GOAL OF THE EXERCISE.
Return a copy of each line that holds the string "title".

DATA ROWS.
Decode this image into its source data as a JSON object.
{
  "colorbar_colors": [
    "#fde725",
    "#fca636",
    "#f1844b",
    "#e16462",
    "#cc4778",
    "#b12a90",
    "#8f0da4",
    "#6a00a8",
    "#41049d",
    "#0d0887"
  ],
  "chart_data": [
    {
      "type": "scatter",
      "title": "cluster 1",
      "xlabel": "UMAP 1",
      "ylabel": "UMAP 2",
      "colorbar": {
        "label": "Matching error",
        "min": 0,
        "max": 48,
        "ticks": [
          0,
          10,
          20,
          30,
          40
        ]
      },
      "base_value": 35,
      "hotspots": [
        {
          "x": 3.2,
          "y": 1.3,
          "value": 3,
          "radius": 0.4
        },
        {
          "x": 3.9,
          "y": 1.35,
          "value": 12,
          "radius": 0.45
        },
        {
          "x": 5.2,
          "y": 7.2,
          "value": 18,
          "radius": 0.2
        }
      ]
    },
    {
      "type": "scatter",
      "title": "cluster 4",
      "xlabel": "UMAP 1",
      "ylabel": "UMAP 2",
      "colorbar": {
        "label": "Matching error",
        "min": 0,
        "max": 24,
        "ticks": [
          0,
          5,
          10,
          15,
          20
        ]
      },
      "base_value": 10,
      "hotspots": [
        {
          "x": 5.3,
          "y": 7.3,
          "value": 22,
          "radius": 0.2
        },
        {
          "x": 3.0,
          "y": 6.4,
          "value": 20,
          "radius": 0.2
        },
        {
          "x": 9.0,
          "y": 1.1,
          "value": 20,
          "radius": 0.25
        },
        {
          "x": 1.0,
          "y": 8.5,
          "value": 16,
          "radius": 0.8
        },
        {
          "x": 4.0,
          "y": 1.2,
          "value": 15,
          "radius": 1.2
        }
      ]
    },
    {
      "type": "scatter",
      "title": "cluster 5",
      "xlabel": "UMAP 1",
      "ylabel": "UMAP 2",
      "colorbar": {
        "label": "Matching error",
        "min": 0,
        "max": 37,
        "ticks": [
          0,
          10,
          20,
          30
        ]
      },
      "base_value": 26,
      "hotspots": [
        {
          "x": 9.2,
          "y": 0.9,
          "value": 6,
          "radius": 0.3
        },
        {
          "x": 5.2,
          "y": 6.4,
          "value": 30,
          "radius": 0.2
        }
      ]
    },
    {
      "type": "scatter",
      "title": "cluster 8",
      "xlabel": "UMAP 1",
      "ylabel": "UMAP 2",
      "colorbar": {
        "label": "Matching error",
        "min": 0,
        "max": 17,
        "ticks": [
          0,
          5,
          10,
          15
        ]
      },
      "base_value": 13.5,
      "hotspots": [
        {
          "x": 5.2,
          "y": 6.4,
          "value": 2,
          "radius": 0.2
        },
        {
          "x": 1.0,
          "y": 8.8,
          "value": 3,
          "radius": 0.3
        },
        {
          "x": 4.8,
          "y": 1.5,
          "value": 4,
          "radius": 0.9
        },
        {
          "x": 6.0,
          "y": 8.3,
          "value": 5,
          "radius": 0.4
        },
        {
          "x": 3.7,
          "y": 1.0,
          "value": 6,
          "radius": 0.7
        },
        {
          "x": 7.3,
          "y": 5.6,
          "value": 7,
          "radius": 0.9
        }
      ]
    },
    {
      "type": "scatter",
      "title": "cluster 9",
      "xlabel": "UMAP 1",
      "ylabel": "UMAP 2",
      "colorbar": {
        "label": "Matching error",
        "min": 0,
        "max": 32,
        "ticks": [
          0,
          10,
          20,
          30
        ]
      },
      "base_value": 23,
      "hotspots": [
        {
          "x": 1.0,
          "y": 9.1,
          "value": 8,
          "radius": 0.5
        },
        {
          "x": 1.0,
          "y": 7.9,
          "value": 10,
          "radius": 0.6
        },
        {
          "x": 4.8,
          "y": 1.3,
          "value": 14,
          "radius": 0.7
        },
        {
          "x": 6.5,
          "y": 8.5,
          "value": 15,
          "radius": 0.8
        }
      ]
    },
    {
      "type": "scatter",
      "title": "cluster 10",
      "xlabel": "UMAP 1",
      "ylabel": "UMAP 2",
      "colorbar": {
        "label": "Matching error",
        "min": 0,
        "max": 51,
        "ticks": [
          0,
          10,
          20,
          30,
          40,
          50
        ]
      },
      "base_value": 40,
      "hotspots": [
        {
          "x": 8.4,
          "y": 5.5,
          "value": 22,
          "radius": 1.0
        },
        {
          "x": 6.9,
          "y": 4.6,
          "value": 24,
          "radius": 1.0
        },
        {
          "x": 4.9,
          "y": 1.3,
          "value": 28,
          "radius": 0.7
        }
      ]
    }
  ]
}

TASK SOLUTION.
      "title": "cluster 1",
      "title": "cluster 4",
      "title": "cluster 5",
      "title": "cluster 8",
      "title": "cluster 9",
      "title": "cluster 10",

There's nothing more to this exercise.